Your goal: Copy every line that contains the string "document" from the entries below.

Task material:
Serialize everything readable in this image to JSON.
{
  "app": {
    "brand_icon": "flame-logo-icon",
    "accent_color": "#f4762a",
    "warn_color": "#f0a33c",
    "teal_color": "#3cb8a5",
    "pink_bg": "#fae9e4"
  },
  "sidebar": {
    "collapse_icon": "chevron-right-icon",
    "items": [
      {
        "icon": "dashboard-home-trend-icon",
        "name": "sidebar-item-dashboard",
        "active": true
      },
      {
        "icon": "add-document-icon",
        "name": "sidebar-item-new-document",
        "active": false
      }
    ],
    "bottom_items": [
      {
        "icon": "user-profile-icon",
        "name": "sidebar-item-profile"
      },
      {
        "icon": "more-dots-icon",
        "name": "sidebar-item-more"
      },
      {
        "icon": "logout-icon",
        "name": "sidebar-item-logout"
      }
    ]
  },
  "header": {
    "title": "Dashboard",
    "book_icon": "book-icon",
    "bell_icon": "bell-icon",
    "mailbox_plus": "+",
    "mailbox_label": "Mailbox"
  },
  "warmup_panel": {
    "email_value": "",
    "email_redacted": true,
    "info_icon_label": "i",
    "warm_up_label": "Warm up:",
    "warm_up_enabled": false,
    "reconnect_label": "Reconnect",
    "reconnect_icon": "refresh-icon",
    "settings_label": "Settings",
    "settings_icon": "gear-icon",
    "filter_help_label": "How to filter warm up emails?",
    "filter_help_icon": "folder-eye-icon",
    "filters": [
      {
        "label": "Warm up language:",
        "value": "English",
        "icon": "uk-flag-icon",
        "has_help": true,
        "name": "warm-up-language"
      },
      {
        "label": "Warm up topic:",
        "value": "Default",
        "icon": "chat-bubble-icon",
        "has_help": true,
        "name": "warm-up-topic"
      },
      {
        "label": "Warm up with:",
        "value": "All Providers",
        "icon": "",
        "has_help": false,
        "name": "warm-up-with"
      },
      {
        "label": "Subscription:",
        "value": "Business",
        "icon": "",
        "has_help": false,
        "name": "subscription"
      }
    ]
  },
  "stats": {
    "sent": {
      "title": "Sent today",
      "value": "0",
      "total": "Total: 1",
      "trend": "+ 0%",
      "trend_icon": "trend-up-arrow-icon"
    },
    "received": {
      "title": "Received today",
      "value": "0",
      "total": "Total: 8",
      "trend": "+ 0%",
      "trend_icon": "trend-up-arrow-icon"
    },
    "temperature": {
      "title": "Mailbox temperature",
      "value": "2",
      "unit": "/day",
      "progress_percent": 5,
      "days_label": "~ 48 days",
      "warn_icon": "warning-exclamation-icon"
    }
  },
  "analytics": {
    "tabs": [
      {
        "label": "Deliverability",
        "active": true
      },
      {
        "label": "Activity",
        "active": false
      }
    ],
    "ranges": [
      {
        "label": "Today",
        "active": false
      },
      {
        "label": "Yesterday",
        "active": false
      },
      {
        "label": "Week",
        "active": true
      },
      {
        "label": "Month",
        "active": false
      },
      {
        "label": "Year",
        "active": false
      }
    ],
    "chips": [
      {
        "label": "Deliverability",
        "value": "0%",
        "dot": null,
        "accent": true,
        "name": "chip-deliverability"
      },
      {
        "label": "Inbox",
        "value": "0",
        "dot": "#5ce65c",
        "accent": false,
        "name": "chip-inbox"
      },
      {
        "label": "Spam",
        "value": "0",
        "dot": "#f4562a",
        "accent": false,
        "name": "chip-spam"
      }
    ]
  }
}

Complete answer:
        "icon": "add-document-icon",
        "name": "sidebar-item-new-document",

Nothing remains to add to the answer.